-- Data for processing start --

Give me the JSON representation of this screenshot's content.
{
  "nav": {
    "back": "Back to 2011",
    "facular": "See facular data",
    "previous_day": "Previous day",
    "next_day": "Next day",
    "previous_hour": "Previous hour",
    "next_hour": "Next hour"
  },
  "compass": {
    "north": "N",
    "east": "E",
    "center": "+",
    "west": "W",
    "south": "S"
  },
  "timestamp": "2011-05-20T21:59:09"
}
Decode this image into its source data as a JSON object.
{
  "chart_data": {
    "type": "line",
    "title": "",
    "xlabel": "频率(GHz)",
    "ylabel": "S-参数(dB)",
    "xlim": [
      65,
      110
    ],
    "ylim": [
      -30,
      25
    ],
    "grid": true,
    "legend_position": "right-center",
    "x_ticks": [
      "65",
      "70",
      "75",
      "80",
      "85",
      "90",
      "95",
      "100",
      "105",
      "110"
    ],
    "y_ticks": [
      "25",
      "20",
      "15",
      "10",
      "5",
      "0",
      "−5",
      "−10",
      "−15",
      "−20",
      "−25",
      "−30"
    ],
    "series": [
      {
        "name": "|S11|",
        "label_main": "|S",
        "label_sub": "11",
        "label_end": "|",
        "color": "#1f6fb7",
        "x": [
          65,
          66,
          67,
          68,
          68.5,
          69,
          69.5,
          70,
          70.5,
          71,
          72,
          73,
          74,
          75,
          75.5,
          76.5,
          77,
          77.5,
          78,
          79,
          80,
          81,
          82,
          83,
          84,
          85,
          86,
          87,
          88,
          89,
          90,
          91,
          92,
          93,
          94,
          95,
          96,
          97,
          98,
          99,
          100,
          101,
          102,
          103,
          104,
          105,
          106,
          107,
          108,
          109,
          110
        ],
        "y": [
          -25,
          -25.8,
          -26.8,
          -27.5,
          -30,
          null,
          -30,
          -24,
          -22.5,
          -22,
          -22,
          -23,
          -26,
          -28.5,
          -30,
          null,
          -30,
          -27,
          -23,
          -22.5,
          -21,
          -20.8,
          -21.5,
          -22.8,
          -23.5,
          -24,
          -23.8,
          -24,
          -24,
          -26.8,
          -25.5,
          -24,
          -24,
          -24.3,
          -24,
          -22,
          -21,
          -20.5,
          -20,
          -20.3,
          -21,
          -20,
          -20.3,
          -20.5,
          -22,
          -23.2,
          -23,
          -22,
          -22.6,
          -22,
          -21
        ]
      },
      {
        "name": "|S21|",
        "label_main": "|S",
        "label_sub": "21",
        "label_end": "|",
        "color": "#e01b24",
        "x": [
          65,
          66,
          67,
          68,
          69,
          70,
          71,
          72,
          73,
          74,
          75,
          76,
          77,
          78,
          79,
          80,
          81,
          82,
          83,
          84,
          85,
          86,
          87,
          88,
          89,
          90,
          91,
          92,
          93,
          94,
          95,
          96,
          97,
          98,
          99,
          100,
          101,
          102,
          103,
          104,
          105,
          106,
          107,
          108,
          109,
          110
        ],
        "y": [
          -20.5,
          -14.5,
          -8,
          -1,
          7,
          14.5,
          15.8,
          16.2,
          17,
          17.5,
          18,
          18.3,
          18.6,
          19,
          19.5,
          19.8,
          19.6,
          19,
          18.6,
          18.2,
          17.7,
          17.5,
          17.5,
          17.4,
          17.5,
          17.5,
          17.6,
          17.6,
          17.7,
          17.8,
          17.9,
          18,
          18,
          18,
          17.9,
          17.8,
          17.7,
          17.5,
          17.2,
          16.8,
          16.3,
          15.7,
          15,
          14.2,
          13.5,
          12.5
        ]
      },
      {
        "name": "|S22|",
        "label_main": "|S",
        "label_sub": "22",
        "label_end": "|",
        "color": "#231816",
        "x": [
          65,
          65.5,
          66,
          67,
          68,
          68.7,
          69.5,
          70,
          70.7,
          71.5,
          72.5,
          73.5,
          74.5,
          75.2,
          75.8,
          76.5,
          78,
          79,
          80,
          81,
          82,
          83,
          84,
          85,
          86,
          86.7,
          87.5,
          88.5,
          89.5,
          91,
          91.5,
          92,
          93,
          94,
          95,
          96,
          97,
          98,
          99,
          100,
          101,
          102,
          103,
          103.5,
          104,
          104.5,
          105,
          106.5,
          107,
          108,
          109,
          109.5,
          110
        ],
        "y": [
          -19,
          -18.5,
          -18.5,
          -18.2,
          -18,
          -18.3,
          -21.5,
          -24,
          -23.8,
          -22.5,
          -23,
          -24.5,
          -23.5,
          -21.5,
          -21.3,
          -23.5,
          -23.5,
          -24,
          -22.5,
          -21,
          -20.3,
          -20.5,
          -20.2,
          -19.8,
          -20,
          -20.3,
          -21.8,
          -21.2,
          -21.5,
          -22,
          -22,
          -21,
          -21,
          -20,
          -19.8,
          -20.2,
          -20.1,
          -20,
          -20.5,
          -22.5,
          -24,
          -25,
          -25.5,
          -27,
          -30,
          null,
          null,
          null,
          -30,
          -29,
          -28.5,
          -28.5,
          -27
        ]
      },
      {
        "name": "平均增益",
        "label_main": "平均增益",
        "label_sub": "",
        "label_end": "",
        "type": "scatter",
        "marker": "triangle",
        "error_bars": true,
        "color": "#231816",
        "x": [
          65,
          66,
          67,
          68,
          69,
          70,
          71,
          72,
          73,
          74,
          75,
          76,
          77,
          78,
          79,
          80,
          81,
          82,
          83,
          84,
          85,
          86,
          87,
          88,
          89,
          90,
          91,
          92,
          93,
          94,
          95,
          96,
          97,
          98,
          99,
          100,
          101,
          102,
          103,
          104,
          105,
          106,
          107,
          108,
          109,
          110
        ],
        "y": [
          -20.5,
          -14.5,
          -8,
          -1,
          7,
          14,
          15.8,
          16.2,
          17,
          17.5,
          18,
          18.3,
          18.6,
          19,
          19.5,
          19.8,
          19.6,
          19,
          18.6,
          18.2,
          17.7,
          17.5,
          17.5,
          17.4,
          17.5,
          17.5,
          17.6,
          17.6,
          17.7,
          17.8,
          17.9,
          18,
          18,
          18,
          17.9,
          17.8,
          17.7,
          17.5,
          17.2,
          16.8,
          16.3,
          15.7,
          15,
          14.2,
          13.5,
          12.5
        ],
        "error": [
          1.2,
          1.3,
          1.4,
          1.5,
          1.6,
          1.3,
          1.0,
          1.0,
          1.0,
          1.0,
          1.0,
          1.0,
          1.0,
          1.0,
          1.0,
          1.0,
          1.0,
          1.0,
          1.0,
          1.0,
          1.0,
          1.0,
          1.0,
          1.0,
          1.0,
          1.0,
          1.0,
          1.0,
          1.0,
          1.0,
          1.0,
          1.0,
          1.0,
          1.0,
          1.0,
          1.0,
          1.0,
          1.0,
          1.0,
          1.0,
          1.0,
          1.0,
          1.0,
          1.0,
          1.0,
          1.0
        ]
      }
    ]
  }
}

-- Data for processing end --

Work to be completed:
Find the word "center" in the data and show each line that holds it.

Result of the task:
    "center": "+",
    "legend_position": "right-center",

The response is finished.